═══ Input data
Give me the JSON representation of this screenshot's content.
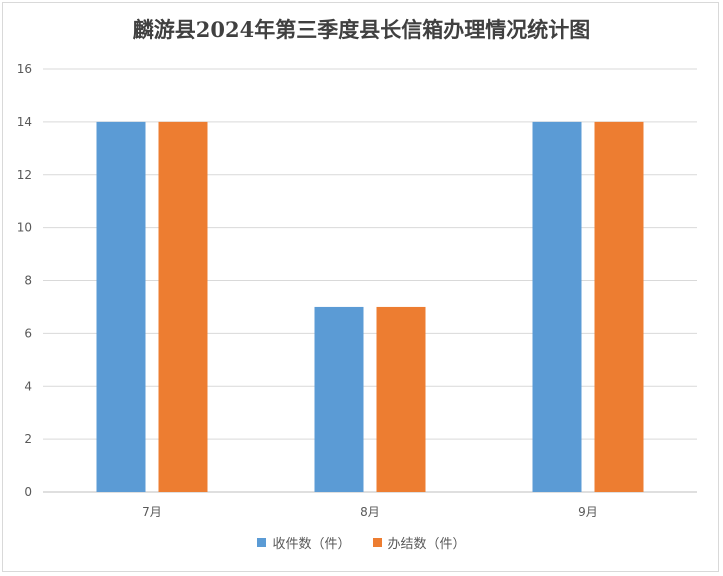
{
  "chart_data": {
    "type": "bar",
    "title": "麟游县2024年第三季度县长信箱办理情况统计图",
    "categories": [
      "7月",
      "8月",
      "9月"
    ],
    "series": [
      {
        "name": "收件数（件）",
        "values": [
          14,
          7,
          14
        ],
        "color": "#5b9bd5"
      },
      {
        "name": "办结数（件）",
        "values": [
          14,
          7,
          14
        ],
        "color": "#ed7d31"
      }
    ],
    "ylim": [
      0,
      16
    ],
    "yticks": [
      0,
      2,
      4,
      6,
      8,
      10,
      12,
      14,
      16
    ],
    "grid": true,
    "legend_position": "bottom"
  }
}
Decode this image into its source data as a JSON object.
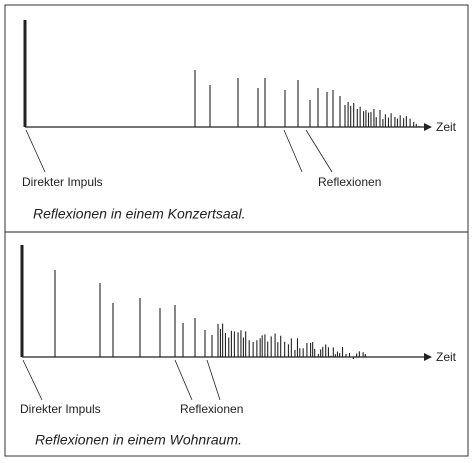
{
  "panels": [
    {
      "axis_label": "Zeit",
      "direct_label": "Direkter Impuls",
      "reflections_label": "Reflexionen",
      "caption": "Reflexionen in einem Konzertsaal."
    },
    {
      "axis_label": "Zeit",
      "direct_label": "Direkter Impuls",
      "reflections_label": "Reflexionen",
      "caption": "Reflexionen in einem Wohnraum."
    }
  ]
}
══════
▶ [Challenge]
Write out the whole listing exactly, and drop the pictures.

▶ [Task result]
Give me the JSON representation of this screenshot's content.
{
  "chart_data": {
    "type": "bar",
    "title": "麟游县2024年第三季度县长信箱办理情况统计图",
    "categories": [
      "7月",
      "8月",
      "9月"
    ],
    "series": [
      {
        "name": "收件数（件）",
        "values": [
          14,
          7,
          14
        ],
        "color": "#5b9bd5"
      },
      {
        "name": "办结数（件）",
        "values": [
          14,
          7,
          14
        ],
        "color": "#ed7d31"
      }
    ],
    "ylim": [
      0,
      16
    ],
    "yticks": [
      0,
      2,
      4,
      6,
      8,
      10,
      12,
      14,
      16
    ],
    "grid": true,
    "legend_position": "bottom"
  }
}
Decode this image into its source data as a JSON object.
{
  "panels": [
    {
      "axis_label": "Zeit",
      "direct_label": "Direkter Impuls",
      "reflections_label": "Reflexionen",
      "caption": "Reflexionen in einem Konzertsaal."
    },
    {
      "axis_label": "Zeit",
      "direct_label": "Direkter Impuls",
      "reflections_label": "Reflexionen",
      "caption": "Reflexionen in einem Wohnraum."
    }
  ]
}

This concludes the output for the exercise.